(Selected extract)
========================================================================

Skip to content

[BUG] Private optimizer subquery shared-scan IT uses brittle plan alias marker #15073

Description

@amahussein

Describe the bug

The Databricks premerge pipeline failed in the rapids-databricks_premerge-github Jenkins job because private_optimizer_subquery_shared_scan_test.py::test_optimize_subquery_shared_scan checks for the exact optimized-plan substring generated_agg_list.

The optimized plan produced during the failing run appears to contain the expected shared-scan rewrite shape, but the final printed alias is generated_aggs instead of generated_agg_list. Because the test validates a display alias string rather than the logical structure of the rewrite, it reports that the rule did not fire even though the plan contains the combined named_struct(c_0, ..., c_1, ..., c_2, ...) aggregate and scalar subquery field extraction through .c_0, .c_1, and .c_2.

Sanitized failure excerpt:

private_optimizer_subquery_shared_scan_test.py::test_optimize_subquery_shared_scan

> assert_rule_fires(fn, on, off, marker="generated_agg_list")

E AssertionError: rule did not fire: marker 'generated_agg_list' absent with rule ON
E Project [scalar-subquery#... [].c_0 AS a#..., scalar-subquery#... [].c_1 AS b#..., scalar-subquery#... [].c_2 AS c#...]
E :  :- Aggregate [named_struct(c_0, max(if ((g#... = 1)) id#... else null), c_1, min(if ((g#... = 2)) id#... else null), c_2, count(if ((g#... = 3)) 1 else null)) AS generated_aggs#...]
E :  :  +- Filter (((g#... = 1) OR (g#... = 2)) OR (g#... = 3))
E :  :     +- Relation [id#...,g#...] parquet
E :  :- Aggregate [named_struct(c_0, max(if ((g#... = 1)) id#... else null), c_1, min(if ((g#... = 2)) id#... else null), c_2, count(if ((g#... = 3)) 1 else null)) AS generated_aggs#...]
E :  +- Aggregate [named_struct(c_0, max(if ((g#... = 1)) id#... else null), c_1, min(if ((g#... = 2)) id#... else null), c_2, count(if ((g#... = 3)) 1 else null)) AS generated_aggs#...]
E +- OneRowRelation

This looks like a test-marker robustness issue rather than a functional regression in the optimizer rule.

Observed Failure

Failure seen in PR #15064:

AssertionError: rule did not fire: marker 'generated_agg_list' absent with rule ON

The ON plan included this shape:

Project [scalar-subquery#... [].c_0 AS a#..., scalar-subquery#... [].c_1 AS b#..., scalar-subquery#... [].c_2 AS c#...]
:  :- Aggregate [named_struct(c_0, max(if ((g#... = 1)) id#... else null), c_1, min(if ((g#... = 2)) id#... else null), c_2, count(if ((g#... = 3)) 1 else null)) AS generated_aggs#...]

The test currently expects:

assert_rule_fires(fn, on, off, marker="generated_agg_list")

========================================================================

(Given material)
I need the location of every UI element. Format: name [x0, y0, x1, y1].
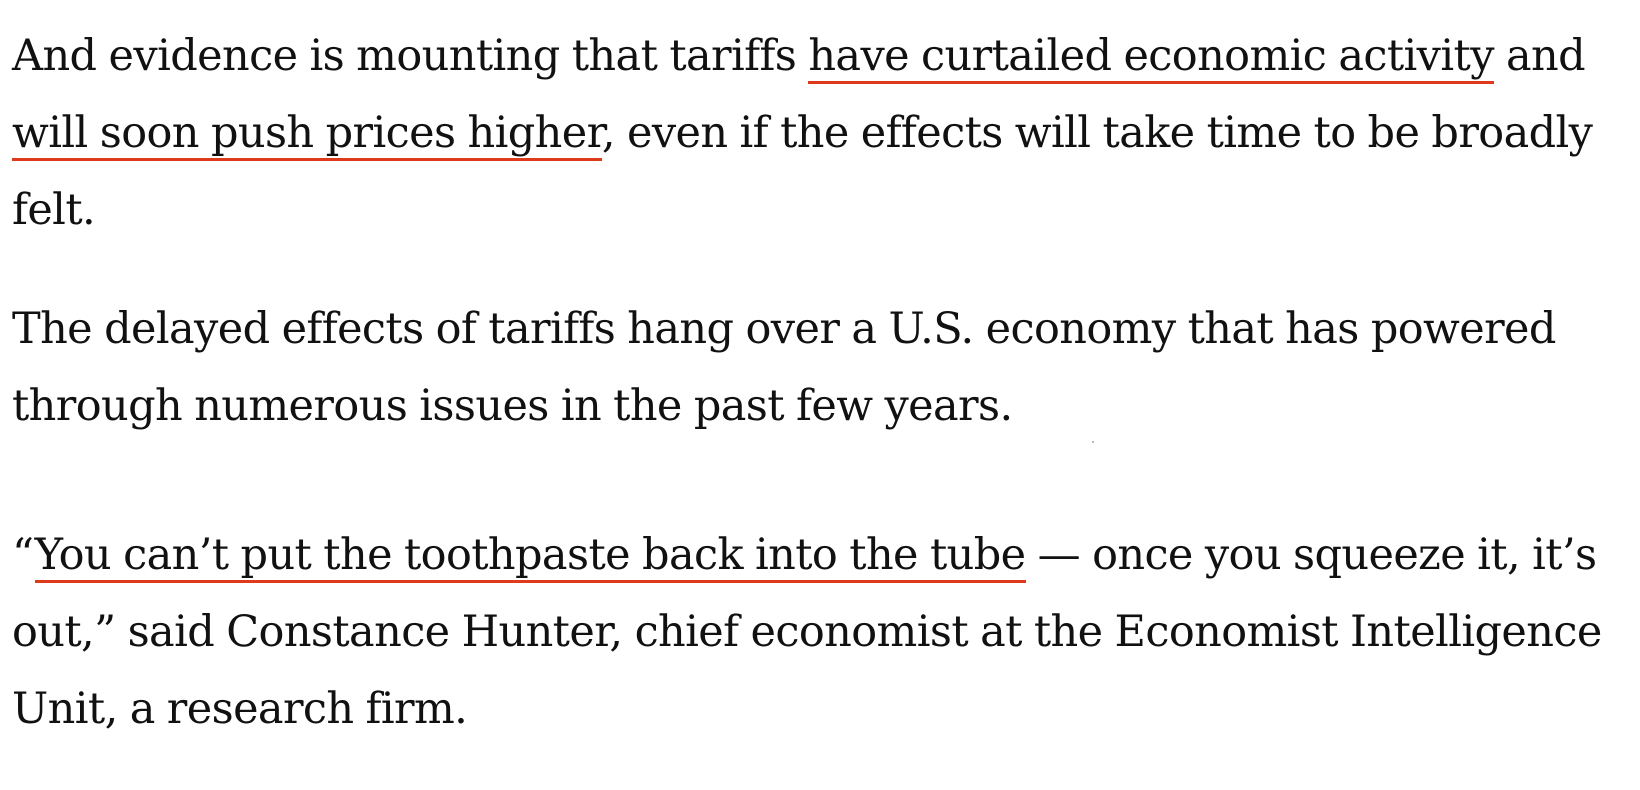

========================================================================

(Goals)
1. Render this sentence from the bug report in French: "This looks like a test-marker robustness issue rather than a functional regression in the optimizer rule."
2. Name every aggregate function that appears inside the named_struct expressions in the bug report.
3. Answer the following from the bug report.
(a) In which Jenkins job did the Databricks premerge pipeline fail?
(b) Which alias did the final printed plan show in place of generated_agg_list?
(c) In which pull request was the failure seen?

(Task-by-task answers)
1. Cela ressemble à un problème de robustesse du marqueur de test plutôt qu'à une régression fonctionnelle de la règle de l'optimiseur.

2. max, min, count

3.
(a) rapids-databricks_premerge-github
(b) generated_aggs
(c) PR #15064